▸ What you have to do
Below are some records. Pull every line that contains the word "Numbers".
··· Records supplied
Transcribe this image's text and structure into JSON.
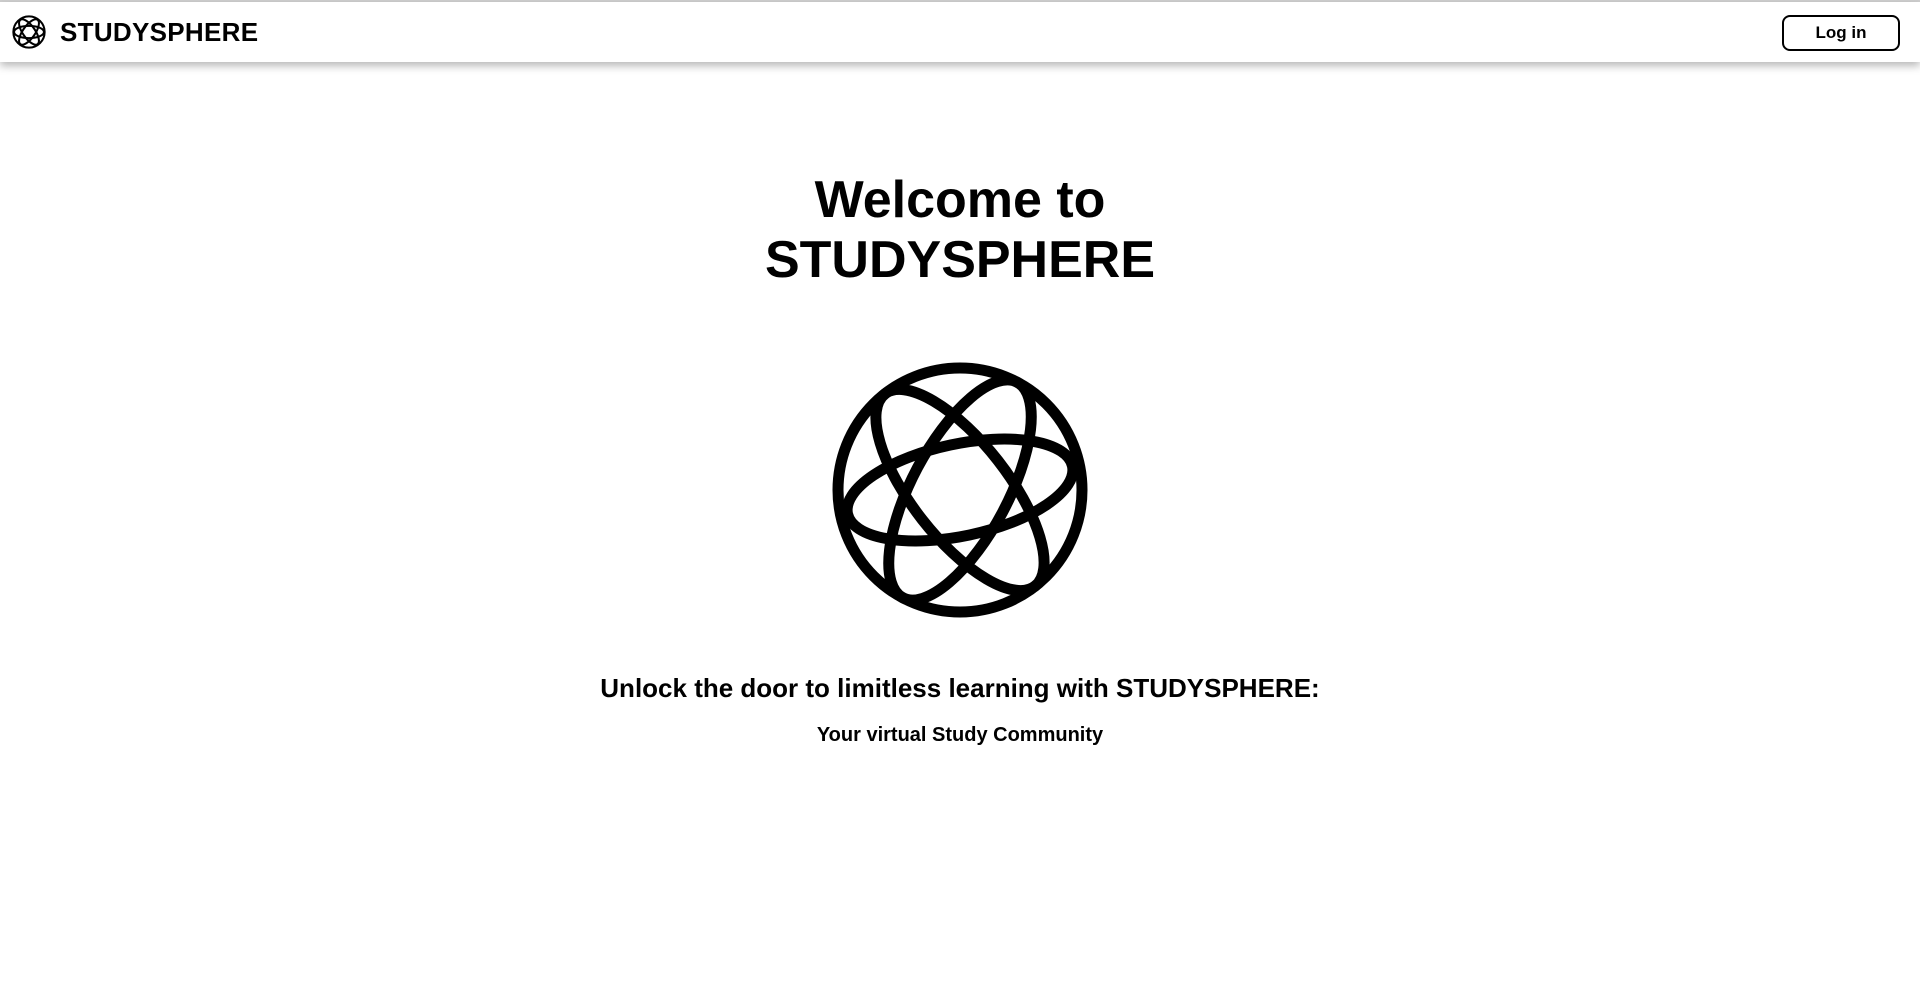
{
  "navbar": {
    "brand_name": "STUDYSPHERE",
    "logo_icon": "globe-orbit-icon",
    "login_label": "Log in"
  },
  "hero": {
    "title_line1": "Welcome to",
    "title_line2": "STUDYSPHERE",
    "logo_icon": "globe-orbit-icon",
    "tagline": "Unlock the door to limitless learning with STUDYSPHERE:",
    "subtagline": "Your virtual Study Community"
  },
  "colors": {
    "background": "#ffffff",
    "text": "#000000",
    "button_border": "#000000"
  }
}
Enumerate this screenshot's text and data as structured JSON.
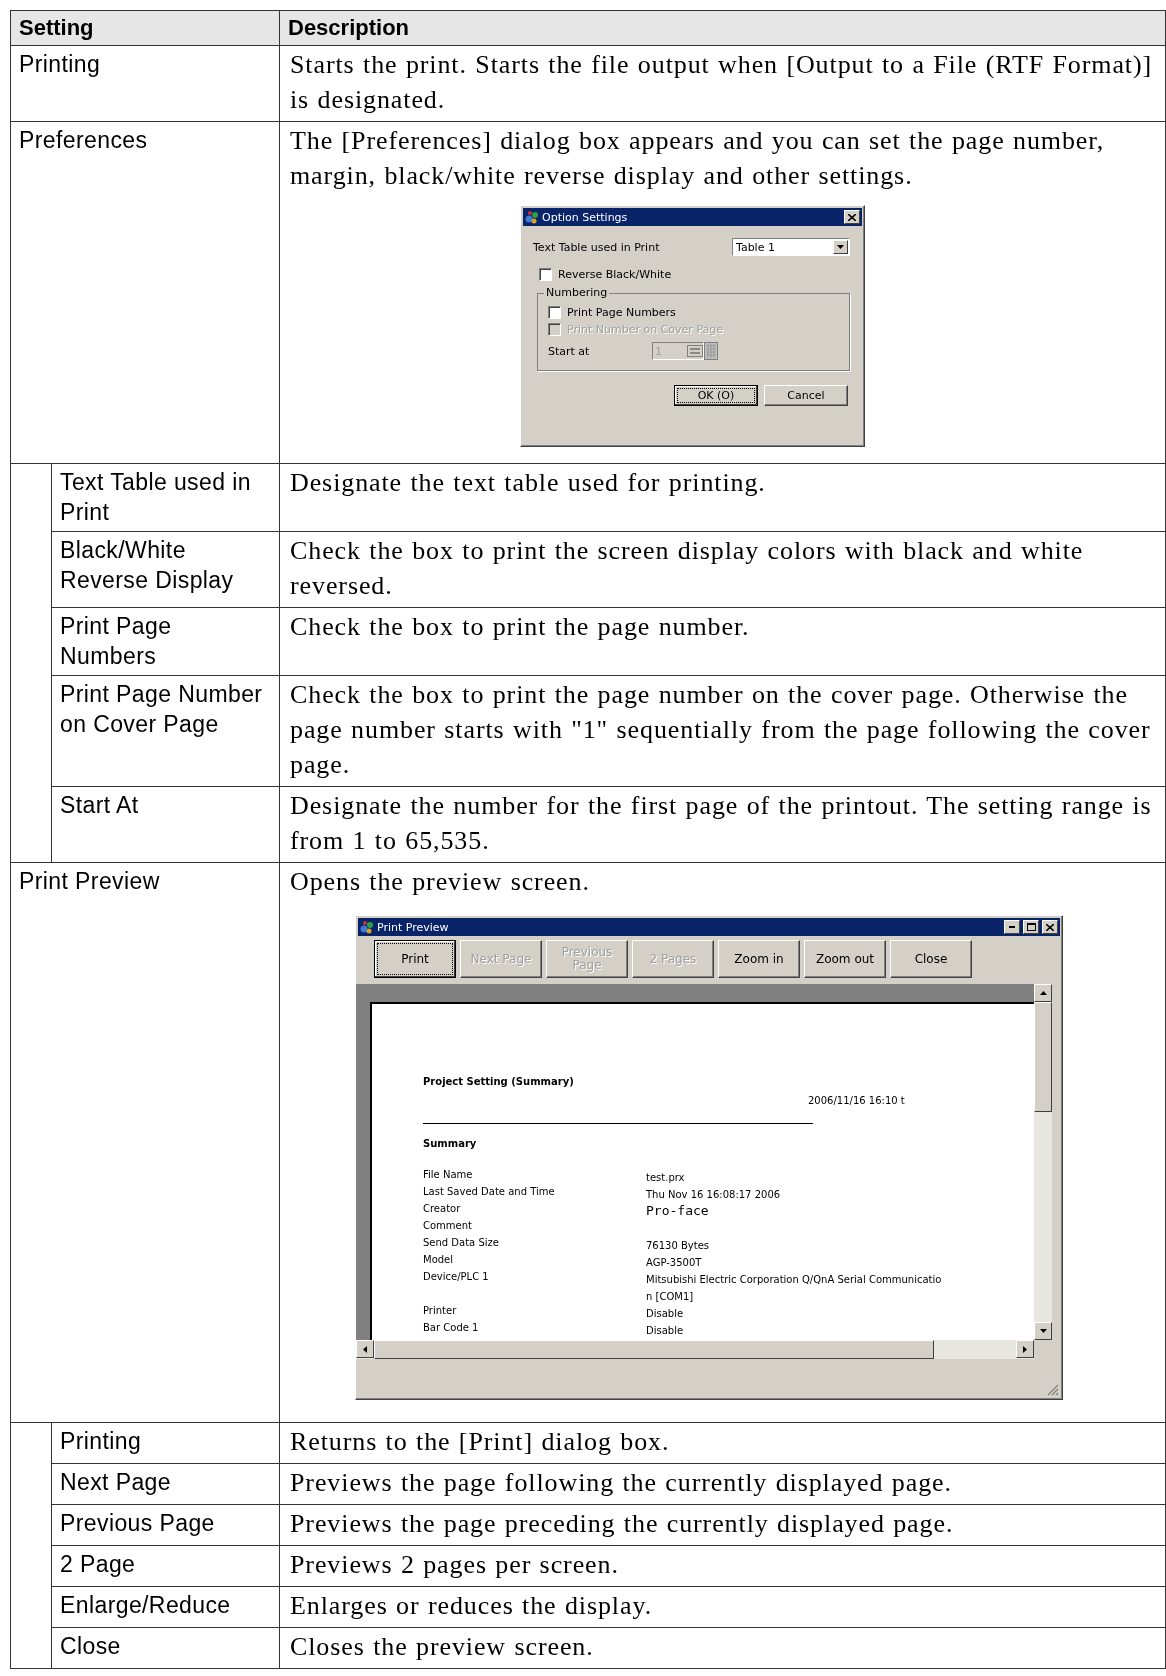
{
  "table": {
    "columns": [
      "Setting",
      "Description"
    ],
    "rows": [
      {
        "setting": "Printing",
        "description": "Starts the print. Starts the file output when [Output to a File (RTF Format)] is designated."
      },
      {
        "setting": "Preferences",
        "description": "The [Preferences] dialog box appears and you can set the page number, margin, black/white reverse display and other settings.",
        "screenshot": {
          "kind": "option_settings",
          "title": "Option Settings",
          "combo": {
            "label": "Text Table used in Print",
            "value": "Table 1"
          },
          "reverse": {
            "label": "Reverse Black/White",
            "checked": false
          },
          "group": {
            "title": "Numbering",
            "checkboxes": [
              {
                "label": "Print Page Numbers",
                "checked": false,
                "disabled": false
              },
              {
                "label": "Print Number on Cover Page",
                "checked": false,
                "disabled": true
              }
            ],
            "start_at": {
              "label": "Start at",
              "value": "1",
              "disabled": true
            }
          },
          "buttons": [
            {
              "label": "OK (O)",
              "focused": true
            },
            {
              "label": "Cancel",
              "focused": false
            }
          ]
        },
        "children": [
          {
            "setting": "Text Table used in Print",
            "description": "Designate the text table used for printing."
          },
          {
            "setting": "Black/White Reverse Display",
            "description": "Check the box to print the screen display colors with black and white reversed."
          },
          {
            "setting": "Print Page Numbers",
            "description": "Check the box to print the page number."
          },
          {
            "setting": "Print Page Number on Cover Page",
            "description": "Check the box to print the page number on the cover page. Otherwise the page number starts with \"1\" sequentially from the page following the cover page."
          },
          {
            "setting": "Start At",
            "description": "Designate the number for the first page of the printout. The setting range is from 1 to 65,535."
          }
        ]
      },
      {
        "setting": "Print Preview",
        "description": "Opens the preview screen.",
        "screenshot": {
          "kind": "print_preview",
          "title": "Print Preview",
          "buttons": [
            {
              "label": "Print",
              "disabled": false,
              "focused": true
            },
            {
              "label": "Next Page",
              "disabled": true,
              "focused": false
            },
            {
              "label": "Previous Page",
              "disabled": true,
              "focused": false
            },
            {
              "label": "2 Pages",
              "disabled": true,
              "focused": false
            },
            {
              "label": "Zoom in",
              "disabled": false,
              "focused": false
            },
            {
              "label": "Zoom out",
              "disabled": false,
              "focused": false
            },
            {
              "label": "Close",
              "disabled": false,
              "focused": false
            }
          ],
          "page": {
            "title": "Project Setting (Summary)",
            "date": "2006/11/16 16:10 t",
            "section": "Summary",
            "fields": [
              {
                "label": "File Name",
                "kind": "text",
                "lines": [
                  "test.prx"
                ]
              },
              {
                "label": "Last Saved Date and Time",
                "kind": "text",
                "lines": [
                  "Thu Nov 16 16:08:17 2006"
                ]
              },
              {
                "label": "Creator",
                "kind": "mono",
                "lines": [
                  "Pro-face"
                ]
              },
              {
                "label": "Comment",
                "kind": "text"
              },
              {
                "label": "Send Data Size",
                "kind": "text",
                "lines": [
                  "76130  Bytes"
                ]
              },
              {
                "label": "Model",
                "kind": "text",
                "lines": [
                  "AGP-3500T"
                ]
              },
              {
                "label": "Device/PLC 1",
                "kind": "text",
                "lines": [
                  "Mitsubishi Electric Corporation Q/QnA Serial Communicatio",
                  "n [COM1]"
                ]
              },
              {
                "label": "Printer",
                "kind": "text",
                "lines": [
                  "Disable"
                ]
              },
              {
                "label": "Bar Code 1",
                "kind": "text",
                "lines": [
                  "Disable"
                ]
              }
            ]
          }
        },
        "children": [
          {
            "setting": "Printing",
            "description": "Returns to the [Print] dialog box."
          },
          {
            "setting": "Next Page",
            "description": "Previews the page following the currently displayed page."
          },
          {
            "setting": "Previous Page",
            "description": "Previews the page preceding the currently displayed page."
          },
          {
            "setting": "2 Page",
            "description": "Previews 2 pages per screen."
          },
          {
            "setting": "Enlarge/Reduce",
            "description": "Enlarges or reduces the display."
          },
          {
            "setting": "Close",
            "description": "Closes the preview screen."
          }
        ]
      }
    ]
  }
}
······
▸ Problem solution
                "label": "Print Page Numbers",
            "setting": "Print Page Numbers",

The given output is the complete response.